Should a line below contain the word "brand", report it.

(Information)

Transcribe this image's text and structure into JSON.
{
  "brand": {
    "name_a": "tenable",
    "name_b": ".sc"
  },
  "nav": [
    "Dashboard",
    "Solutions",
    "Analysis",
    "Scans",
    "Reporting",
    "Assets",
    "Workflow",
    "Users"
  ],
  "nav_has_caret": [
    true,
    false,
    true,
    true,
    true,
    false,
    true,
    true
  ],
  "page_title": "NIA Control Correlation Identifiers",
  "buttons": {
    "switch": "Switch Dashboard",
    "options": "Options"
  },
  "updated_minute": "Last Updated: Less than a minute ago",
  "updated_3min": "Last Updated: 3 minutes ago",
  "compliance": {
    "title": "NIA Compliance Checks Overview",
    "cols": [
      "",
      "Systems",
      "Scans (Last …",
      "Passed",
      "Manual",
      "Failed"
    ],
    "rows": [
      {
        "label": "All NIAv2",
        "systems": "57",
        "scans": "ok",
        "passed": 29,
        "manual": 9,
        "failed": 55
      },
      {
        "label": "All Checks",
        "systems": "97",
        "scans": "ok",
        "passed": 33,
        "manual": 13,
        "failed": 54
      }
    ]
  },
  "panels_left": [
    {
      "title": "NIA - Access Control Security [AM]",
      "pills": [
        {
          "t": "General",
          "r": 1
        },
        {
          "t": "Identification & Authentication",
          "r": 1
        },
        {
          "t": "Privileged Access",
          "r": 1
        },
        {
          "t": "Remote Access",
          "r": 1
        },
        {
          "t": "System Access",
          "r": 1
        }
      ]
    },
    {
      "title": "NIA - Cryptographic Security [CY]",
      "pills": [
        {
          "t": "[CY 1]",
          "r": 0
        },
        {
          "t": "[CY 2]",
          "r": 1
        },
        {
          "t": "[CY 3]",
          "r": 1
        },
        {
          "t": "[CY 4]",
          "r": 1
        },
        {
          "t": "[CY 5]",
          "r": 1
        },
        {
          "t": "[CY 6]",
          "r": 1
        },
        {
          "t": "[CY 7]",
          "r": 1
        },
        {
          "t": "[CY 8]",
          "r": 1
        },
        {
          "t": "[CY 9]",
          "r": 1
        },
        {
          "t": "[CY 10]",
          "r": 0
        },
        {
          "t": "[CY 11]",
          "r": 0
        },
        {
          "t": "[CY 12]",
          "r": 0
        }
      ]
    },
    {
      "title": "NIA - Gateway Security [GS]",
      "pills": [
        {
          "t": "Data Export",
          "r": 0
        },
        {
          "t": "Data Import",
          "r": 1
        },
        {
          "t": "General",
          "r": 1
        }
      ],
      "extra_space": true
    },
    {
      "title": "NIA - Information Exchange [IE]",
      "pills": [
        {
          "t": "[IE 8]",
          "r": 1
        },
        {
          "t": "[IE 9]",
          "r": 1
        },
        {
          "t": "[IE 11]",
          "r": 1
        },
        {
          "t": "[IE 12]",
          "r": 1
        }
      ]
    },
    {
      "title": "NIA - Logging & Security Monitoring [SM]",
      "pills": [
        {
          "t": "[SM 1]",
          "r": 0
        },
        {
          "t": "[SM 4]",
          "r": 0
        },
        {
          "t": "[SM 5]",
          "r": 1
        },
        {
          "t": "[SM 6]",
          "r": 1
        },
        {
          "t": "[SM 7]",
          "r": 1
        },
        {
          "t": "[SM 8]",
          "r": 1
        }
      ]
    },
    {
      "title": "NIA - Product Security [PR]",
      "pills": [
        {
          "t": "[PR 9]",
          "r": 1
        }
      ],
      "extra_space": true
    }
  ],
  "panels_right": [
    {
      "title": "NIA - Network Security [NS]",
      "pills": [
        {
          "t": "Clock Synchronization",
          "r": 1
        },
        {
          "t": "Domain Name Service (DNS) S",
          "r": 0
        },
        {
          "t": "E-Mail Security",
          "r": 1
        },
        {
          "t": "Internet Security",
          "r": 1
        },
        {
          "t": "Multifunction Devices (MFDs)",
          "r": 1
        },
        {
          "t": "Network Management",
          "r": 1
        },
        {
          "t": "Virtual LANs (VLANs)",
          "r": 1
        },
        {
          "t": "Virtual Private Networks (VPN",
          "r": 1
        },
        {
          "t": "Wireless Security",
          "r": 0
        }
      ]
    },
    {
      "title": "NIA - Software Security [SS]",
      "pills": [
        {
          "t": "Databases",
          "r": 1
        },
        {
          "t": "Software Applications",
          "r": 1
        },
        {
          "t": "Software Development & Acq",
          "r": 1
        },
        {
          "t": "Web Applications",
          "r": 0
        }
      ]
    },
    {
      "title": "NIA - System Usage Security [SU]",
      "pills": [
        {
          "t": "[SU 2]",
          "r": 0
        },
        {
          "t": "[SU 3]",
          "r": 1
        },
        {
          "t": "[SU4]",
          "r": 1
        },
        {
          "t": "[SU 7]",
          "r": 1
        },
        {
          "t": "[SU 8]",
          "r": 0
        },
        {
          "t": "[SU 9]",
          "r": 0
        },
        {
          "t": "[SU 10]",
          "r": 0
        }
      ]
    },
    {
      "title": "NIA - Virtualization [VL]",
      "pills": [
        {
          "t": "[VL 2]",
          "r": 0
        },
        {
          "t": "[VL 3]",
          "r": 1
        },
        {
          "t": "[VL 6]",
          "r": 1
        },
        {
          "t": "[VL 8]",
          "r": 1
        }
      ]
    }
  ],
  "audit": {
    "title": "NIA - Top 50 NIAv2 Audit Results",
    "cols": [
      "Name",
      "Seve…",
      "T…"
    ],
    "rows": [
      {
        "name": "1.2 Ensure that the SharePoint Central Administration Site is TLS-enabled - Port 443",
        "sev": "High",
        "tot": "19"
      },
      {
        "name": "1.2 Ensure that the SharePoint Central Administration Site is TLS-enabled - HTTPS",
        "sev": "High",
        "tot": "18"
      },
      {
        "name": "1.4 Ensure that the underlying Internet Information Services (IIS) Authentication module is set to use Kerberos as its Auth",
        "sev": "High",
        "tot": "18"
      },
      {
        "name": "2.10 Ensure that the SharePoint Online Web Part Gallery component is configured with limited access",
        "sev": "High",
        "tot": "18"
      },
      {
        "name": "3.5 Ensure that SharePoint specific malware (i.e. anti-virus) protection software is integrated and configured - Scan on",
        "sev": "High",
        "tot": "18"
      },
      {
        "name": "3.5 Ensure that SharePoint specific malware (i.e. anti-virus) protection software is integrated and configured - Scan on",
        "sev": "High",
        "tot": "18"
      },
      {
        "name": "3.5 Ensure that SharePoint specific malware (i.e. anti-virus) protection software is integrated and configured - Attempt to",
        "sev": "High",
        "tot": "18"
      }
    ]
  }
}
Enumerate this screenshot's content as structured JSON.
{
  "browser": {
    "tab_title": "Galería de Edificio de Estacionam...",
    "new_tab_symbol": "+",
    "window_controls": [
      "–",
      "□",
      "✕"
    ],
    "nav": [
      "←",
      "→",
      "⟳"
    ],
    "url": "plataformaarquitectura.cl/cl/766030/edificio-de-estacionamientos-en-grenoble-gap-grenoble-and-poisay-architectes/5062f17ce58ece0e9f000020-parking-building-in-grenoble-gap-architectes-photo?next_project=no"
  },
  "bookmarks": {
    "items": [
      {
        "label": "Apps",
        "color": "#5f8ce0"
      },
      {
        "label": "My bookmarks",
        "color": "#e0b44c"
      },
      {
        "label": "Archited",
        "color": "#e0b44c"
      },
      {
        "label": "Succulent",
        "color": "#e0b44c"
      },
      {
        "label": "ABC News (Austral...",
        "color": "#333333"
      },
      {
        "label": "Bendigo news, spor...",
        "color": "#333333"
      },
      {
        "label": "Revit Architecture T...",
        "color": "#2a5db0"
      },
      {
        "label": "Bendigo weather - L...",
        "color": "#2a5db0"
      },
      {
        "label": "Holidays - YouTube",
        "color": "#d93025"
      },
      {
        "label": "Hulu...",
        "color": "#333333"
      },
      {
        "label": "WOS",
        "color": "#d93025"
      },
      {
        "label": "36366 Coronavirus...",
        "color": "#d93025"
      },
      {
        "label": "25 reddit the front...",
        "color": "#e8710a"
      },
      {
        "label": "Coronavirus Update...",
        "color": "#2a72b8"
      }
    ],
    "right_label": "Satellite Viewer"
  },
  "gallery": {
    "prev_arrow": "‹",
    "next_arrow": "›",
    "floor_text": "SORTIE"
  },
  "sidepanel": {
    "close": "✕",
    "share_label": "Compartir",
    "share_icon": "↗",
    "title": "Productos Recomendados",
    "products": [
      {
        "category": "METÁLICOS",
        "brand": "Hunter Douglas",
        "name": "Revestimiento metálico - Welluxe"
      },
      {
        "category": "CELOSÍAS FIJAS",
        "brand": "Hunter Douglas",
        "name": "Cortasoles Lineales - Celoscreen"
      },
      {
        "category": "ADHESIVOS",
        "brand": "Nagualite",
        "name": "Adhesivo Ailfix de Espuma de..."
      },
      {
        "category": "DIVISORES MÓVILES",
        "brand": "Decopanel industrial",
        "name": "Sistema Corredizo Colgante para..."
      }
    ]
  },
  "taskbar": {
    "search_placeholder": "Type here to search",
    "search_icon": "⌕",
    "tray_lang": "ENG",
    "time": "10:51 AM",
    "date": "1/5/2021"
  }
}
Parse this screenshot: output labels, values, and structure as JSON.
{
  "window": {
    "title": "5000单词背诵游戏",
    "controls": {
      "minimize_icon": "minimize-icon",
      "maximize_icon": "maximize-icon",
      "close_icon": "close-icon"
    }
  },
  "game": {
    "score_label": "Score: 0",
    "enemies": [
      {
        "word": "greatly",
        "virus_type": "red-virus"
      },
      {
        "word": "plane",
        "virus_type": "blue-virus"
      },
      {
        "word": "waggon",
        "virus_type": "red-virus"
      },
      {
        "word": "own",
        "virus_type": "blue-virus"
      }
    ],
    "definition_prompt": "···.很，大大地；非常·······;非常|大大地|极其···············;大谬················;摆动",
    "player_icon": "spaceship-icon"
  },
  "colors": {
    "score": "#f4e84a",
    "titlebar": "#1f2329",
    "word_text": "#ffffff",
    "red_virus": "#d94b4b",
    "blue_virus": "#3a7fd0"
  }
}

(End Information)

Output
  "brand": {
        "brand": "Hunter Douglas",
        "brand": "Hunter Douglas",
        "brand": "Nagualite",
        "brand": "Decopanel industrial",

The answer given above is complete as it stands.